> [Written exercise]:
Repeat the listing in full, exactly as it stands.

+ + +

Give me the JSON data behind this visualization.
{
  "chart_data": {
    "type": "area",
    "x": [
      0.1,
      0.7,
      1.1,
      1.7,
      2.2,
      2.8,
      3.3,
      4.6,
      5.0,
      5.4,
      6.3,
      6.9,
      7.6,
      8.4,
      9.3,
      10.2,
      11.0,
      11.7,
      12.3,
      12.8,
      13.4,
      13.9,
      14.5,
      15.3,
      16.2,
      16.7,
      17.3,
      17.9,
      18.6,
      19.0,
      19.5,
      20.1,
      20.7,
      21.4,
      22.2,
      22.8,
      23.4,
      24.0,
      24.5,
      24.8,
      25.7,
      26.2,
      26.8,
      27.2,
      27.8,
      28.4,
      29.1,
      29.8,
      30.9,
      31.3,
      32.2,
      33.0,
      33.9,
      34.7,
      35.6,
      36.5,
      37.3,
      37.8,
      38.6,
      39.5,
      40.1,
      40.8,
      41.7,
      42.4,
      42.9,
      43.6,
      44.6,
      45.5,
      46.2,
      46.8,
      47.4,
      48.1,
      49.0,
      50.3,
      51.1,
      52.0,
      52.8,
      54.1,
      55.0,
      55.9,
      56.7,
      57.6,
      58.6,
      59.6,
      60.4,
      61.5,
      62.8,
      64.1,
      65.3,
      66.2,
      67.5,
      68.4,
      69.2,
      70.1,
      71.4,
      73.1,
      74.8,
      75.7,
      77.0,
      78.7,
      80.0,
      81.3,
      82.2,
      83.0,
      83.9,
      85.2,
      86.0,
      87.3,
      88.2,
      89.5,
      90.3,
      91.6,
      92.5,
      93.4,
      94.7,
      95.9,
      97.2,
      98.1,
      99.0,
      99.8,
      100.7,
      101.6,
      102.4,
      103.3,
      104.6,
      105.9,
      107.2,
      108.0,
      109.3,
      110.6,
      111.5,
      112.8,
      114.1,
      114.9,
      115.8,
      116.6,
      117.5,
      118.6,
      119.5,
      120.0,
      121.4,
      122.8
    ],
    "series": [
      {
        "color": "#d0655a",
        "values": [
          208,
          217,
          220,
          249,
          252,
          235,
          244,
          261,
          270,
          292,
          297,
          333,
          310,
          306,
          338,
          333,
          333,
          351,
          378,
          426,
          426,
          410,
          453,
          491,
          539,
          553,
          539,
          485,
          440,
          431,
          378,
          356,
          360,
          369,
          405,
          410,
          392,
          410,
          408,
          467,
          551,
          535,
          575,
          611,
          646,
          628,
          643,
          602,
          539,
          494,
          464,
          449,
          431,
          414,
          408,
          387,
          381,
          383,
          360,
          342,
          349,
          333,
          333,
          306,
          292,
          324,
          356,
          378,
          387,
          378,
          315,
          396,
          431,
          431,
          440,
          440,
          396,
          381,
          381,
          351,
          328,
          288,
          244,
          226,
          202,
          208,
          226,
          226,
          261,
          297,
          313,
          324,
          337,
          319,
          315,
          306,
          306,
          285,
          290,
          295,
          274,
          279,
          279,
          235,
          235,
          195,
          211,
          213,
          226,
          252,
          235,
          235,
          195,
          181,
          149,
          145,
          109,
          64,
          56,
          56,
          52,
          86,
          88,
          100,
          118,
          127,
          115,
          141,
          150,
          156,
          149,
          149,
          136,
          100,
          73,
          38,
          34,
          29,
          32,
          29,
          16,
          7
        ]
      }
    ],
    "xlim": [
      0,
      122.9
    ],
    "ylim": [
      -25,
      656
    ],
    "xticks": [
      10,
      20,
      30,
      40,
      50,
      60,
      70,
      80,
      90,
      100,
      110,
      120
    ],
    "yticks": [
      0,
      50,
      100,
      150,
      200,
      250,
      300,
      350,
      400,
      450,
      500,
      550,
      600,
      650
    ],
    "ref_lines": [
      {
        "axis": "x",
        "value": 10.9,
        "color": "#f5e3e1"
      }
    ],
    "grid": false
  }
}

+ + +

> [Expected answer]:
Give me the JSON data behind this visualization.
{
  "chart_data": {
    "type": "area",
    "x": [
      0.1,
      0.7,
      1.1,
      1.7,
      2.2,
      2.8,
      3.3,
      4.6,
      5.0,
      5.4,
      6.3,
      6.9,
      7.6,
      8.4,
      9.3,
      10.2,
      11.0,
      11.7,
      12.3,
      12.8,
      13.4,
      13.9,
      14.5,
      15.3,
      16.2,
      16.7,
      17.3,
      17.9,
      18.6,
      19.0,
      19.5,
      20.1,
      20.7,
      21.4,
      22.2,
      22.8,
      23.4,
      24.0,
      24.5,
      24.8,
      25.7,
      26.2,
      26.8,
      27.2,
      27.8,
      28.4,
      29.1,
      29.8,
      30.9,
      31.3,
      32.2,
      33.0,
      33.9,
      34.7,
      35.6,
      36.5,
      37.3,
      37.8,
      38.6,
      39.5,
      40.1,
      40.8,
      41.7,
      42.4,
      42.9,
      43.6,
      44.6,
      45.5,
      46.2,
      46.8,
      47.4,
      48.1,
      49.0,
      50.3,
      51.1,
      52.0,
      52.8,
      54.1,
      55.0,
      55.9,
      56.7,
      57.6,
      58.6,
      59.6,
      60.4,
      61.5,
      62.8,
      64.1,
      65.3,
      66.2,
      67.5,
      68.4,
      69.2,
      70.1,
      71.4,
      73.1,
      74.8,
      75.7,
      77.0,
      78.7,
      80.0,
      81.3,
      82.2,
      83.0,
      83.9,
      85.2,
      86.0,
      87.3,
      88.2,
      89.5,
      90.3,
      91.6,
      92.5,
      93.4,
      94.7,
      95.9,
      97.2,
      98.1,
      99.0,
      99.8,
      100.7,
      101.6,
      102.4,
      103.3,
      104.6,
      105.9,
      107.2,
      108.0,
      109.3,
      110.6,
      111.5,
      112.8,
      114.1,
      114.9,
      115.8,
      116.6,
      117.5,
      118.6,
      119.5,
      120.0,
      121.4,
      122.8
    ],
    "series": [
      {
        "color": "#d0655a",
        "values": [
          208,
          217,
          220,
          249,
          252,
          235,
          244,
          261,
          270,
          292,
          297,
          333,
          310,
          306,
          338,
          333,
          333,
          351,
          378,
          426,
          426,
          410,
          453,
          491,
          539,
          553,
          539,
          485,
          440,
          431,
          378,
          356,
          360,
          369,
          405,
          410,
          392,
          410,
          408,
          467,
          551,
          535,
          575,
          611,
          646,
          628,
          643,
          602,
          539,
          494,
          464,
          449,
          431,
          414,
          408,
          387,
          381,
          383,
          360,
          342,
          349,
          333,
          333,
          306,
          292,
          324,
          356,
          378,
          387,
          378,
          315,
          396,
          431,
          431,
          440,
          440,
          396,
          381,
          381,
          351,
          328,
          288,
          244,
          226,
          202,
          208,
          226,
          226,
          261,
          297,
          313,
          324,
          337,
          319,
          315,
          306,
          306,
          285,
          290,
          295,
          274,
          279,
          279,
          235,
          235,
          195,
          211,
          213,
          226,
          252,
          235,
          235,
          195,
          181,
          149,
          145,
          109,
          64,
          56,
          56,
          52,
          86,
          88,
          100,
          118,
          127,
          115,
          141,
          150,
          156,
          149,
          149,
          136,
          100,
          73,
          38,
          34,
          29,
          32,
          29,
          16,
          7
        ]
      }
    ],
    "xlim": [
      0,
      122.9
    ],
    "ylim": [
      -25,
      656
    ],
    "xticks": [
      10,
      20,
      30,
      40,
      50,
      60,
      70,
      80,
      90,
      100,
      110,
      120
    ],
    "yticks": [
      0,
      50,
      100,
      150,
      200,
      250,
      300,
      350,
      400,
      450,
      500,
      550,
      600,
      650
    ],
    "ref_lines": [
      {
        "axis": "x",
        "value": 10.9,
        "color": "#f5e3e1"
      }
    ],
    "grid": false
  }
}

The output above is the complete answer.